Records from a collection of figures:
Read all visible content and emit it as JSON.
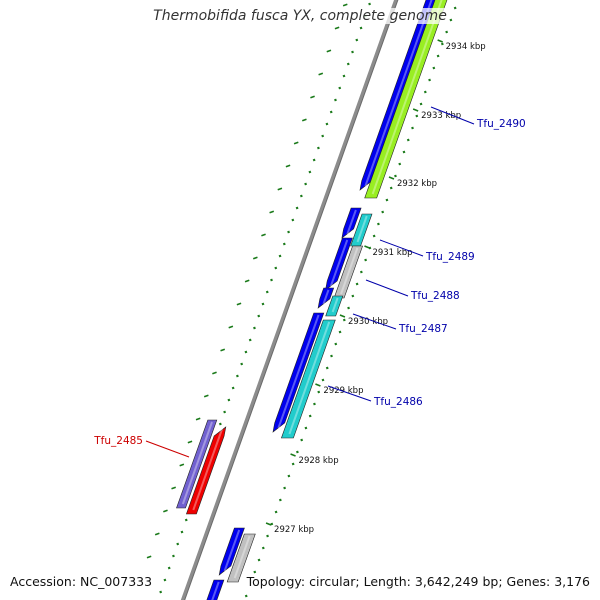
{
  "title": "Thermobifida fusca YX, complete genome",
  "footer": {
    "accession": "Accession: NC_007333",
    "summary": "Topology: circular; Length: 3,642,249 bp; Genes: 3,176"
  },
  "kbp_labels": [
    "2934 kbp",
    "2933 kbp",
    "2932 kbp",
    "2931 kbp",
    "2930 kbp",
    "2929 kbp",
    "2928 kbp",
    "2927 kbp"
  ],
  "gene_labels": [
    "Tfu_2490",
    "Tfu_2489",
    "Tfu_2488",
    "Tfu_2487",
    "Tfu_2486",
    "Tfu_2485"
  ],
  "colors": {
    "backbone": "#8c8c8c",
    "cds_forward": "#0000ee",
    "cds_reverse": "#0000ee",
    "lime": "#99ee22",
    "cyan": "#22cccc",
    "grey": "#c0c0c0",
    "slate": "#7060d0",
    "red": "#ee0000",
    "tick": "#1a7a1a",
    "label_blue": "#0000aa",
    "label_red": "#cc0000"
  }
}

▸ Work item:
From the first line to the last, write out the data exactly, dropping any pictures.

▸ Task response:
Read all visible content and emit it as JSON.
{
  "title": "Thermobifida fusca YX, complete genome",
  "footer": {
    "accession": "Accession: NC_007333",
    "summary": "Topology: circular; Length: 3,642,249 bp; Genes: 3,176"
  },
  "kbp_labels": [
    "2934 kbp",
    "2933 kbp",
    "2932 kbp",
    "2931 kbp",
    "2930 kbp",
    "2929 kbp",
    "2928 kbp",
    "2927 kbp"
  ],
  "gene_labels": [
    "Tfu_2490",
    "Tfu_2489",
    "Tfu_2488",
    "Tfu_2487",
    "Tfu_2486",
    "Tfu_2485"
  ],
  "colors": {
    "backbone": "#8c8c8c",
    "cds_forward": "#0000ee",
    "cds_reverse": "#0000ee",
    "lime": "#99ee22",
    "cyan": "#22cccc",
    "grey": "#c0c0c0",
    "slate": "#7060d0",
    "red": "#ee0000",
    "tick": "#1a7a1a",
    "label_blue": "#0000aa",
    "label_red": "#cc0000"
  }
}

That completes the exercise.